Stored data

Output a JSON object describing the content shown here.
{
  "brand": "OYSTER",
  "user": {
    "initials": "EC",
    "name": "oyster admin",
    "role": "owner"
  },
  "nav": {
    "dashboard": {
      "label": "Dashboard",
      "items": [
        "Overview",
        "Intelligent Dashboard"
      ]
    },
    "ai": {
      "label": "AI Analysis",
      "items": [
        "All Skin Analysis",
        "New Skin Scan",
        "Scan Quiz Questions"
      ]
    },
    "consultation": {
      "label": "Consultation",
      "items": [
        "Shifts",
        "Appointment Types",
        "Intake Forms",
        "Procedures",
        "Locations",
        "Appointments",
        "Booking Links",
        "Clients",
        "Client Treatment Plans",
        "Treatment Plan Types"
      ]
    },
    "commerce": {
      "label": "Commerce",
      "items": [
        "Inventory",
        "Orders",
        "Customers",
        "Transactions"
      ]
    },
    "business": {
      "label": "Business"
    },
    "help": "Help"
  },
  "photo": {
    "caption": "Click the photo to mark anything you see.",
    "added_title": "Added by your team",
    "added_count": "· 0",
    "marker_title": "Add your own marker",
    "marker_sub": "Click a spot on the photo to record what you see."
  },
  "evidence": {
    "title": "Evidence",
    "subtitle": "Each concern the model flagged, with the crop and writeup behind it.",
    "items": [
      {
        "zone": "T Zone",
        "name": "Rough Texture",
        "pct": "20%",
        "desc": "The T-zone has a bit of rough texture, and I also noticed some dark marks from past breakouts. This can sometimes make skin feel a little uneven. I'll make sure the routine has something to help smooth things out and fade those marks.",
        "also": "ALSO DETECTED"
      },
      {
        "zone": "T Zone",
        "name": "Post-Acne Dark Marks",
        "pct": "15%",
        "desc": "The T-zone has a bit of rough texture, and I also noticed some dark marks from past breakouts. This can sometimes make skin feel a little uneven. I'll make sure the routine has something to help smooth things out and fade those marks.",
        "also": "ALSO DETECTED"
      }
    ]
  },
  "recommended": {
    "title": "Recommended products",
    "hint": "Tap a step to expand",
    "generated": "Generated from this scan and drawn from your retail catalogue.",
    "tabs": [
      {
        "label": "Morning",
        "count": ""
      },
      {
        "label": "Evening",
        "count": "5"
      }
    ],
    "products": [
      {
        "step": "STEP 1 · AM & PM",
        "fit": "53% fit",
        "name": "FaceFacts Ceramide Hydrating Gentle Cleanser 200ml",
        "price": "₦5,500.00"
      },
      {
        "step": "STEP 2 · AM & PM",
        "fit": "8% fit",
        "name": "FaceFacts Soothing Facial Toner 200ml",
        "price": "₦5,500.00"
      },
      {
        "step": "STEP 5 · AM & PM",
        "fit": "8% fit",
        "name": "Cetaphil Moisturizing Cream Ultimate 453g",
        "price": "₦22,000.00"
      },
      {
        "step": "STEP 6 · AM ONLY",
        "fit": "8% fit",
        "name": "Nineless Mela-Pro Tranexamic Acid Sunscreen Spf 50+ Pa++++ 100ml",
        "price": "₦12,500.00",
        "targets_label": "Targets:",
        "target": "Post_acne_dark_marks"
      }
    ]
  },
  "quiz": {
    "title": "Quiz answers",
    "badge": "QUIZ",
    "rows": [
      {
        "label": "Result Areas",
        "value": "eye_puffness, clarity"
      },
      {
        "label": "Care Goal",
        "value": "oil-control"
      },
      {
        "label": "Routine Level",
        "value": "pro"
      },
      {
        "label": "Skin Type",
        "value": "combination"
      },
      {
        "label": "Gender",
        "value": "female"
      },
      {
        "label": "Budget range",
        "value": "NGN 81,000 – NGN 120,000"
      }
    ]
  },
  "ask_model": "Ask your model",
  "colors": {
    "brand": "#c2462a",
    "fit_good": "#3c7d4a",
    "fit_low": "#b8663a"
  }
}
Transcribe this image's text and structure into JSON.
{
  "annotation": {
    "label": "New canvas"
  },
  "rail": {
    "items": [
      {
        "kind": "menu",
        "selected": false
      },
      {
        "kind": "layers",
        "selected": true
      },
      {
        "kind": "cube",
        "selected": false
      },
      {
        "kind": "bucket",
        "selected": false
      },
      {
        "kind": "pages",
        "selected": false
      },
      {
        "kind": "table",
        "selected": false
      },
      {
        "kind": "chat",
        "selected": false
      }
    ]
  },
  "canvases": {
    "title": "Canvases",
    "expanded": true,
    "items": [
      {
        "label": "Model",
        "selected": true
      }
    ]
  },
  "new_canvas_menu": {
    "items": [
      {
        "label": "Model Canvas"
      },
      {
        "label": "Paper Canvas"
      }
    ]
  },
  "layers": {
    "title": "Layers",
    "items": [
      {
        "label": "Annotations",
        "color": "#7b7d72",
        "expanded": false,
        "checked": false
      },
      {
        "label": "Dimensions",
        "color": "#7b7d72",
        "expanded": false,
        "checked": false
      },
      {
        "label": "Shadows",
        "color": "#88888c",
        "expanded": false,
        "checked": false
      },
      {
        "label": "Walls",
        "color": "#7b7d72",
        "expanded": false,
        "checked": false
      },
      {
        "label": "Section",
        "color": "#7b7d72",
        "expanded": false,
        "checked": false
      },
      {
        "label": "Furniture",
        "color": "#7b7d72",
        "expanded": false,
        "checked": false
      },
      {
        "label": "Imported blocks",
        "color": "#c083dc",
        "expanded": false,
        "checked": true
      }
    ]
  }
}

> **Instructions for the task**
Take the lines from the one containing "Transcribe this image's" to the last line of the material above and write them out exactly.

> **Finished exercise**
Transcribe this image's text and structure into JSON.
{
  "annotation": {
    "label": "New canvas"
  },
  "rail": {
    "items": [
      {
        "kind": "menu",
        "selected": false
      },
      {
        "kind": "layers",
        "selected": true
      },
      {
        "kind": "cube",
        "selected": false
      },
      {
        "kind": "bucket",
        "selected": false
      },
      {
        "kind": "pages",
        "selected": false
      },
      {
        "kind": "table",
        "selected": false
      },
      {
        "kind": "chat",
        "selected": false
      }
    ]
  },
  "canvases": {
    "title": "Canvases",
    "expanded": true,
    "items": [
      {
        "label": "Model",
        "selected": true
      }
    ]
  },
  "new_canvas_menu": {
    "items": [
      {
        "label": "Model Canvas"
      },
      {
        "label": "Paper Canvas"
      }
    ]
  },
  "layers": {
    "title": "Layers",
    "items": [
      {
        "label": "Annotations",
        "color": "#7b7d72",
        "expanded": false,
        "checked": false
      },
      {
        "label": "Dimensions",
        "color": "#7b7d72",
        "expanded": false,
        "checked": false
      },
      {
        "label": "Shadows",
        "color": "#88888c",
        "expanded": false,
        "checked": false
      },
      {
        "label": "Walls",
        "color": "#7b7d72",
        "expanded": false,
        "checked": false
      },
      {
        "label": "Section",
        "color": "#7b7d72",
        "expanded": false,
        "checked": false
      },
      {
        "label": "Furniture",
        "color": "#7b7d72",
        "expanded": false,
        "checked": false
      },
      {
        "label": "Imported blocks",
        "color": "#c083dc",
        "expanded": false,
        "checked": true
      }
    ]
  }
}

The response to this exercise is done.